WHAT TO DO —
Edit the lines from the first one up to and including the line with "button-icon[interactable] — [103, 49, 123, 69]" by replacing "Pulse Width" with "Pulse Duration", leaving everything else unchanged. Return only those lines.

## Start EXTRACTED INFORMATION

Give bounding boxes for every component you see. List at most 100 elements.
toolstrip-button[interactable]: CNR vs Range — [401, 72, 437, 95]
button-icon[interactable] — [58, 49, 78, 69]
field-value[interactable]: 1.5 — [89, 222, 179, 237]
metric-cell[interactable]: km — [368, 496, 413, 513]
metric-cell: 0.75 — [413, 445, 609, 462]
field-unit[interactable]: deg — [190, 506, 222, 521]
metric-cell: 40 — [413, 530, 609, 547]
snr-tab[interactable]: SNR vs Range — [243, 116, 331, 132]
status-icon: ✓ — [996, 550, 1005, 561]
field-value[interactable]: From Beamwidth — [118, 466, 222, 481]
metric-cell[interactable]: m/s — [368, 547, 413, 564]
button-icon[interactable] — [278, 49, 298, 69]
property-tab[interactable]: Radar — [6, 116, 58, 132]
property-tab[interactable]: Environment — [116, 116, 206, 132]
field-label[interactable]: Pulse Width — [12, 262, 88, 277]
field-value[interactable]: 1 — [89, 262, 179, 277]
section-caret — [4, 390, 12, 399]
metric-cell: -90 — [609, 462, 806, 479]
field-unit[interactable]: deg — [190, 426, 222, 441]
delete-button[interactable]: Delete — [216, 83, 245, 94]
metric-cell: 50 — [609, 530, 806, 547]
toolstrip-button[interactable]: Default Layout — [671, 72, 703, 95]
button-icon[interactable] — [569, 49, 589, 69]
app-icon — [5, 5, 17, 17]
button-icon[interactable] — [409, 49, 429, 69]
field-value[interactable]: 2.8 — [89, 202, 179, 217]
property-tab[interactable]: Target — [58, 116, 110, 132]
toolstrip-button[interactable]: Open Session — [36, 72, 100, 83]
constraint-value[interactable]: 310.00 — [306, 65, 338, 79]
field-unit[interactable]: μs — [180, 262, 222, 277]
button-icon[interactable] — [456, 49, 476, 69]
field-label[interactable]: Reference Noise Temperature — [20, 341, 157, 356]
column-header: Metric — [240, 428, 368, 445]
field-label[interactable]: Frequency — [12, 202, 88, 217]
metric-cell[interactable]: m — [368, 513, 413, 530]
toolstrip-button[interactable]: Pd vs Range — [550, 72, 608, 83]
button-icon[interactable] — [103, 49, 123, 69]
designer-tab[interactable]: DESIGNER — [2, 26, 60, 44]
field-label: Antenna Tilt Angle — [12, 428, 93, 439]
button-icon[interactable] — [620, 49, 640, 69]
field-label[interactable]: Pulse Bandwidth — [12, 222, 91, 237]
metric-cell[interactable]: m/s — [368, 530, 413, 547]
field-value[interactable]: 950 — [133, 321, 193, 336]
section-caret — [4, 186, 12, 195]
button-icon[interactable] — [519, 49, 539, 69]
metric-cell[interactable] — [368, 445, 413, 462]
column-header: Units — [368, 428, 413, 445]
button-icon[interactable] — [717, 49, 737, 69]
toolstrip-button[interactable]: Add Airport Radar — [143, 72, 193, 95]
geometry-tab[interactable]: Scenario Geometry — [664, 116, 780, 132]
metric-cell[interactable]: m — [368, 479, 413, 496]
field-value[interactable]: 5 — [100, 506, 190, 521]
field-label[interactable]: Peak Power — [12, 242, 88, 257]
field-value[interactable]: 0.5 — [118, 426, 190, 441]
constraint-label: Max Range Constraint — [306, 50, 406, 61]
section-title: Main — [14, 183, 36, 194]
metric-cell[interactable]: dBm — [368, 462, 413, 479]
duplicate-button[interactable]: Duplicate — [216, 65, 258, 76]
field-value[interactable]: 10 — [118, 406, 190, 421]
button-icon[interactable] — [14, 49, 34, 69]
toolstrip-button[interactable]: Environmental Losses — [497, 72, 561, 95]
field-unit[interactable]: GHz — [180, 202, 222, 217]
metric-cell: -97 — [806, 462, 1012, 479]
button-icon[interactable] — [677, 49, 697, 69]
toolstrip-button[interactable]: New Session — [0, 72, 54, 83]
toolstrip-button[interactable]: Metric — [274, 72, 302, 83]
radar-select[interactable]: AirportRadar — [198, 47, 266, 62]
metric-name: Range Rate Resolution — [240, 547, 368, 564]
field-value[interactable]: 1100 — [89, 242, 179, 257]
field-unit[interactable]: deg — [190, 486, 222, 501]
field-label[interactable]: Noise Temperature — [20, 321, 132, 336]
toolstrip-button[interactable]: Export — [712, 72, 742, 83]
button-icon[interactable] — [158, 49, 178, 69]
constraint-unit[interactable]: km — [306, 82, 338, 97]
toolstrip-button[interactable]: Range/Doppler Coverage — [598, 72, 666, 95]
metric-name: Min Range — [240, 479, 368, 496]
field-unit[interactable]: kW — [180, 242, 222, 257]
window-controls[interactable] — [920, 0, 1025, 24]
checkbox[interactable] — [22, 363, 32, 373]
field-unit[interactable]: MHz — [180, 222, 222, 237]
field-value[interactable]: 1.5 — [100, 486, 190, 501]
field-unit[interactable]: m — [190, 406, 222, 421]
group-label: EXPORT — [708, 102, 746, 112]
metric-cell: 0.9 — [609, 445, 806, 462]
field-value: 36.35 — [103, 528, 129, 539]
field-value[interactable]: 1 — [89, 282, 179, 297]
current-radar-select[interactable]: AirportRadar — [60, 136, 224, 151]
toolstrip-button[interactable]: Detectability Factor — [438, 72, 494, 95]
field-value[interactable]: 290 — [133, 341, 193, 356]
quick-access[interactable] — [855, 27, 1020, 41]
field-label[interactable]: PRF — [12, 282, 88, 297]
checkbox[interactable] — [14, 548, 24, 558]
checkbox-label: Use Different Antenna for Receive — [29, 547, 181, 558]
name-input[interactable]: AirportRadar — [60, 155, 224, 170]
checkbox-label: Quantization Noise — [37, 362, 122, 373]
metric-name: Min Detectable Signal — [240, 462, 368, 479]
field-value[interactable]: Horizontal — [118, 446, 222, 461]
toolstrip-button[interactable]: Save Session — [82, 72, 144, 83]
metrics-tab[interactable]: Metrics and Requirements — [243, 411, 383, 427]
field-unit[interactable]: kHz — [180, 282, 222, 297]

## End EXTRACTED INFORMATION

OUTPUT FOR THIS EXERCISE —
Give bounding boxes for every component you see. List at most 100 elements.
toolstrip-button[interactable]: CNR vs Range — [401, 72, 437, 95]
button-icon[interactable] — [58, 49, 78, 69]
field-value[interactable]: 1.5 — [89, 222, 179, 237]
metric-cell[interactable]: km — [368, 496, 413, 513]
metric-cell: 0.75 — [413, 445, 609, 462]
field-unit[interactable]: deg — [190, 506, 222, 521]
metric-cell: 40 — [413, 530, 609, 547]
snr-tab[interactable]: SNR vs Range — [243, 116, 331, 132]
status-icon: ✓ — [996, 550, 1005, 561]
field-value[interactable]: From Beamwidth — [118, 466, 222, 481]
metric-cell[interactable]: m/s — [368, 547, 413, 564]
button-icon[interactable] — [278, 49, 298, 69]
property-tab[interactable]: Radar — [6, 116, 58, 132]
property-tab[interactable]: Environment — [116, 116, 206, 132]
field-label[interactable]: Pulse Duration — [12, 262, 88, 277]
field-value[interactable]: 1 — [89, 262, 179, 277]
section-caret — [4, 390, 12, 399]
metric-cell: -90 — [609, 462, 806, 479]
field-unit[interactable]: deg — [190, 426, 222, 441]
delete-button[interactable]: Delete — [216, 83, 245, 94]
metric-cell: 50 — [609, 530, 806, 547]
toolstrip-button[interactable]: Default Layout — [671, 72, 703, 95]
button-icon[interactable] — [569, 49, 589, 69]
app-icon — [5, 5, 17, 17]
button-icon[interactable] — [409, 49, 429, 69]
field-value[interactable]: 2.8 — [89, 202, 179, 217]
property-tab[interactable]: Target — [58, 116, 110, 132]
toolstrip-button[interactable]: Open Session — [36, 72, 100, 83]
constraint-value[interactable]: 310.00 — [306, 65, 338, 79]
field-unit[interactable]: μs — [180, 262, 222, 277]
button-icon[interactable] — [456, 49, 476, 69]
field-label[interactable]: Reference Noise Temperature — [20, 341, 157, 356]
column-header: Metric — [240, 428, 368, 445]
field-label[interactable]: Frequency — [12, 202, 88, 217]
metric-cell[interactable]: m — [368, 513, 413, 530]
toolstrip-button[interactable]: Pd vs Range — [550, 72, 608, 83]
button-icon[interactable] — [103, 49, 123, 69]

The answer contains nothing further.